▸ Work required
Pick out all lines with the word "shorted" from the records that follow.

▸ Data rows
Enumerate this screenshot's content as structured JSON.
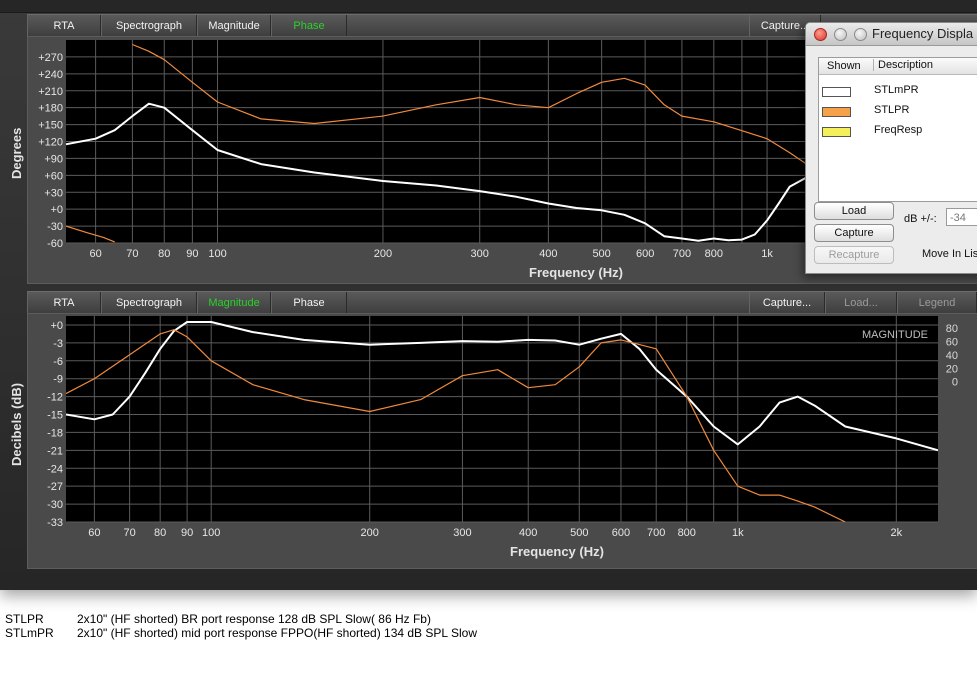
{
  "tabs_top": {
    "rta": "RTA",
    "spectrograph": "Spectrograph",
    "magnitude": "Magnitude",
    "phase": "Phase",
    "capture": "Capture..."
  },
  "tabs_bottom": {
    "rta": "RTA",
    "spectrograph": "Spectrograph",
    "magnitude": "Magnitude",
    "phase": "Phase",
    "capture": "Capture...",
    "load": "Load...",
    "legend": "Legend"
  },
  "colors": {
    "white_trace": "#ffffff",
    "orange_trace": "#f08a3c",
    "active_tab": "#2bd12b",
    "grid": "#5b5b5b"
  },
  "freq_window": {
    "title": "Frequency Displa",
    "col_shown": "Shown",
    "col_description": "Description",
    "items": [
      {
        "label": "STLmPR",
        "color": "#ffffff"
      },
      {
        "label": "STLPR",
        "color": "#f6a04a"
      },
      {
        "label": "FreqResp",
        "color": "#f5f05a"
      }
    ],
    "load": "Load",
    "capture": "Capture",
    "recapture": "Recapture",
    "db_label": "dB +/-:",
    "db_value": "-34",
    "move_label": "Move In Lis"
  },
  "captions": [
    {
      "name": "STLPR",
      "text": "2x10\" (HF shorted)  BR port response  128 dB SPL Slow( 86 Hz Fb)"
    },
    {
      "name": "STLmPR",
      "text": "2x10\" (HF shorted)  mid port response FPPO(HF shorted) 134 dB SPL Slow"
    }
  ],
  "chart_data": [
    {
      "type": "line",
      "title": "",
      "xlabel": "Frequency (Hz)",
      "ylabel": "Degrees",
      "x_scale": "log",
      "xlim": [
        53,
        2400
      ],
      "ylim": [
        -60,
        300
      ],
      "grid": true,
      "x_ticks": [
        {
          "v": 60,
          "l": "60"
        },
        {
          "v": 70,
          "l": "70"
        },
        {
          "v": 80,
          "l": "80"
        },
        {
          "v": 90,
          "l": "90"
        },
        {
          "v": 100,
          "l": "100"
        },
        {
          "v": 200,
          "l": "200"
        },
        {
          "v": 300,
          "l": "300"
        },
        {
          "v": 400,
          "l": "400"
        },
        {
          "v": 500,
          "l": "500"
        },
        {
          "v": 600,
          "l": "600"
        },
        {
          "v": 700,
          "l": "700"
        },
        {
          "v": 800,
          "l": "800"
        },
        {
          "v": 1000,
          "l": "1k"
        }
      ],
      "y_ticks": [
        {
          "v": 270,
          "l": "+270"
        },
        {
          "v": 240,
          "l": "+240"
        },
        {
          "v": 210,
          "l": "+210"
        },
        {
          "v": 180,
          "l": "+180"
        },
        {
          "v": 150,
          "l": "+150"
        },
        {
          "v": 120,
          "l": "+120"
        },
        {
          "v": 90,
          "l": "+90"
        },
        {
          "v": 60,
          "l": "+60"
        },
        {
          "v": 30,
          "l": "+30"
        },
        {
          "v": 0,
          "l": "+0"
        },
        {
          "v": -30,
          "l": "-30"
        },
        {
          "v": -60,
          "l": "-60"
        }
      ],
      "series": [
        {
          "name": "STLmPR",
          "color": "#ffffff",
          "width": 2,
          "x": [
            53,
            60,
            65,
            70,
            75,
            80,
            90,
            100,
            120,
            150,
            200,
            250,
            300,
            350,
            400,
            450,
            500,
            550,
            600,
            650,
            700,
            750,
            800,
            850,
            900,
            950,
            1000,
            1050,
            1100,
            1200,
            1300
          ],
          "y": [
            115,
            125,
            140,
            165,
            187,
            180,
            140,
            105,
            80,
            65,
            50,
            42,
            32,
            22,
            10,
            2,
            -2,
            -10,
            -25,
            -48,
            -52,
            -56,
            -52,
            -55,
            -54,
            -45,
            -20,
            10,
            40,
            60,
            55
          ]
        },
        {
          "name": "STLPR",
          "color": "#f08a3c",
          "width": 1.2,
          "x": [
            70,
            75,
            80,
            90,
            100,
            120,
            150,
            200,
            250,
            300,
            350,
            400,
            450,
            500,
            550,
            600,
            650,
            700,
            800,
            1000,
            1100,
            1200,
            1300,
            1350,
            1400
          ],
          "y": [
            292,
            280,
            265,
            225,
            190,
            160,
            152,
            165,
            185,
            198,
            185,
            180,
            205,
            225,
            232,
            220,
            185,
            165,
            155,
            125,
            100,
            75,
            60,
            90,
            120
          ]
        },
        {
          "name": "STLPR",
          "color": "#f08a3c",
          "width": 1.2,
          "x": [
            53,
            58,
            62,
            65
          ],
          "y": [
            -30,
            -42,
            -50,
            -58
          ]
        }
      ]
    },
    {
      "type": "line",
      "title": "",
      "xlabel": "Frequency (Hz)",
      "ylabel": "Decibels (dB)",
      "x_scale": "log",
      "xlim": [
        53,
        2400
      ],
      "ylim": [
        -33,
        1.5
      ],
      "grid": true,
      "annotation": "MAGNITUDE",
      "x_ticks": [
        {
          "v": 60,
          "l": "60"
        },
        {
          "v": 70,
          "l": "70"
        },
        {
          "v": 80,
          "l": "80"
        },
        {
          "v": 90,
          "l": "90"
        },
        {
          "v": 100,
          "l": "100"
        },
        {
          "v": 200,
          "l": "200"
        },
        {
          "v": 300,
          "l": "300"
        },
        {
          "v": 400,
          "l": "400"
        },
        {
          "v": 500,
          "l": "500"
        },
        {
          "v": 600,
          "l": "600"
        },
        {
          "v": 700,
          "l": "700"
        },
        {
          "v": 800,
          "l": "800"
        },
        {
          "v": 1000,
          "l": "1k"
        },
        {
          "v": 2000,
          "l": "2k"
        }
      ],
      "y_ticks": [
        {
          "v": 0,
          "l": "+0"
        },
        {
          "v": -3,
          "l": "-3"
        },
        {
          "v": -6,
          "l": "-6"
        },
        {
          "v": -9,
          "l": "-9"
        },
        {
          "v": -12,
          "l": "-12"
        },
        {
          "v": -15,
          "l": "-15"
        },
        {
          "v": -18,
          "l": "-18"
        },
        {
          "v": -21,
          "l": "-21"
        },
        {
          "v": -24,
          "l": "-24"
        },
        {
          "v": -27,
          "l": "-27"
        },
        {
          "v": -30,
          "l": "-30"
        },
        {
          "v": -33,
          "l": "-33"
        }
      ],
      "right_ticks": [
        {
          "v": -0.5,
          "l": "80"
        },
        {
          "v": -2.8,
          "l": "60"
        },
        {
          "v": -5,
          "l": "40"
        },
        {
          "v": -7.3,
          "l": "20"
        },
        {
          "v": -9.5,
          "l": "0"
        }
      ],
      "right_ticks_note": "right tick values shown for reference",
      "series": [
        {
          "name": "STLmPR",
          "color": "#ffffff",
          "width": 2,
          "x": [
            53,
            60,
            65,
            70,
            75,
            80,
            85,
            90,
            100,
            120,
            150,
            200,
            250,
            300,
            350,
            400,
            450,
            500,
            550,
            600,
            650,
            700,
            800,
            900,
            1000,
            1100,
            1200,
            1300,
            1400,
            1600,
            2000,
            2400
          ],
          "y": [
            -15,
            -15.8,
            -15,
            -12,
            -8,
            -4,
            -1,
            0.5,
            0.5,
            -1.2,
            -2.5,
            -3.3,
            -3,
            -2.7,
            -2.8,
            -2.5,
            -2.6,
            -3.3,
            -2.3,
            -1.5,
            -4,
            -7.5,
            -12,
            -17,
            -20,
            -17,
            -13,
            -12,
            -13.5,
            -17,
            -19,
            -21
          ]
        },
        {
          "name": "STLPR",
          "color": "#f08a3c",
          "width": 1.2,
          "x": [
            53,
            60,
            70,
            80,
            85,
            90,
            100,
            120,
            150,
            200,
            250,
            300,
            350,
            400,
            450,
            500,
            550,
            600,
            700,
            800,
            900,
            1000,
            1100,
            1200,
            1300,
            1400,
            1600
          ],
          "y": [
            -11.5,
            -9,
            -5,
            -1.5,
            -0.8,
            -2,
            -6,
            -10,
            -12.5,
            -14.5,
            -12.5,
            -8.5,
            -7.5,
            -10.5,
            -10,
            -7,
            -3,
            -2.5,
            -4,
            -12,
            -21,
            -27,
            -28.5,
            -28.5,
            -29.5,
            -30.5,
            -33
          ]
        }
      ]
    }
  ],
  "axis_title": "Frequency (Hz)",
  "ytitle_top": "Degrees",
  "ytitle_bottom": "Decibels (dB)",
  "magnitude_label": "MAGNITUDE"
}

▸ Response for this exercise
      "text": "2x10\" (HF shorted)  BR port response  128 dB SPL Slow( 86 Hz Fb)"
      "text": "2x10\" (HF shorted)  mid port response FPPO(HF shorted) 134 dB SPL Slow"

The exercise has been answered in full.